Return every record verbatim.

※ ※ ※

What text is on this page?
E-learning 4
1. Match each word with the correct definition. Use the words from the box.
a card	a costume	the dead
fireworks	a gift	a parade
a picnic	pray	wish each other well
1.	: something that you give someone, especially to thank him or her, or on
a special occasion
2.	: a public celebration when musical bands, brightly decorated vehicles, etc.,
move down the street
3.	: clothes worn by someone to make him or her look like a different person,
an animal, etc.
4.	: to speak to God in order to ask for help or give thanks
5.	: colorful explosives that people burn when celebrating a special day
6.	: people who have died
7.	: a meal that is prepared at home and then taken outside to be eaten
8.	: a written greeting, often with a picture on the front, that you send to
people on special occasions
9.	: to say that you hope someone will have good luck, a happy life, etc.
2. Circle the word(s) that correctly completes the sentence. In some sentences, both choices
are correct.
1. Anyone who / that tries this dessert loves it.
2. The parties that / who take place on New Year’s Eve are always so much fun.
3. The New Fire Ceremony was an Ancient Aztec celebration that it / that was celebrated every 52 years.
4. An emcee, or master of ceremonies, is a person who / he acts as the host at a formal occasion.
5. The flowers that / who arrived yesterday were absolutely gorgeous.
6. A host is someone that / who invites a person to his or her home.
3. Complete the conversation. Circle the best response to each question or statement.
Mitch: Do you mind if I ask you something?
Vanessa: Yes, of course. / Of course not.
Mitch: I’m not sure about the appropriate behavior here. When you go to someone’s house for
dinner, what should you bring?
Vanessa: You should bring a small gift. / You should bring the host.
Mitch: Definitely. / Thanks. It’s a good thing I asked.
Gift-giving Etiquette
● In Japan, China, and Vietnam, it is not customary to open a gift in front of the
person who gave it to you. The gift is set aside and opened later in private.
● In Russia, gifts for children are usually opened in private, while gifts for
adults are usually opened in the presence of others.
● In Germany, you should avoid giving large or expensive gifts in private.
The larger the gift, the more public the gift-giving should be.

※ ※ ※

**COMPLETE ANSWER:**
What text is on this page?
E-learning 4
1. Match each word with the correct definition. Use the words from the box.
a card	a costume	the dead
fireworks	a gift	a parade
a picnic	pray	wish each other well
1.	: something that you give someone, especially to thank him or her, or on
a special occasion
2.	: a public celebration when musical bands, brightly decorated vehicles, etc.,
move down the street
3.	: clothes worn by someone to make him or her look like a different person,
an animal, etc.
4.	: to speak to God in order to ask for help or give thanks
5.	: colorful explosives that people burn when celebrating a special day
6.	: people who have died
7.	: a meal that is prepared at home and then taken outside to be eaten
8.	: a written greeting, often with a picture on the front, that you send to
people on special occasions
9.	: to say that you hope someone will have good luck, a happy life, etc.
2. Circle the word(s) that correctly completes the sentence. In some sentences, both choices
are correct.
1. Anyone who / that tries this dessert loves it.
2. The parties that / who take place on New Year’s Eve are always so much fun.
3. The New Fire Ceremony was an Ancient Aztec celebration that it / that was celebrated every 52 years.
4. An emcee, or master of ceremonies, is a person who / he acts as the host at a formal occasion.
5. The flowers that / who arrived yesterday were absolutely gorgeous.
6. A host is someone that / who invites a person to his or her home.
3. Complete the conversation. Circle the best response to each question or statement.
Mitch: Do you mind if I ask you something?
Vanessa: Yes, of course. / Of course not.
Mitch: I’m not sure about the appropriate behavior here. When you go to someone’s house for
dinner, what should you bring?
Vanessa: You should bring a small gift. / You should bring the host.
Mitch: Definitely. / Thanks. It’s a good thing I asked.
Gift-giving Etiquette
● In Japan, China, and Vietnam, it is not customary to open a gift in front of the
person who gave it to you. The gift is set aside and opened later in private.
● In Russia, gifts for children are usually opened in private, while gifts for
adults are usually opened in the presence of others.
● In Germany, you should avoid giving large or expensive gifts in private.
The larger the gift, the more public the gift-giving should be.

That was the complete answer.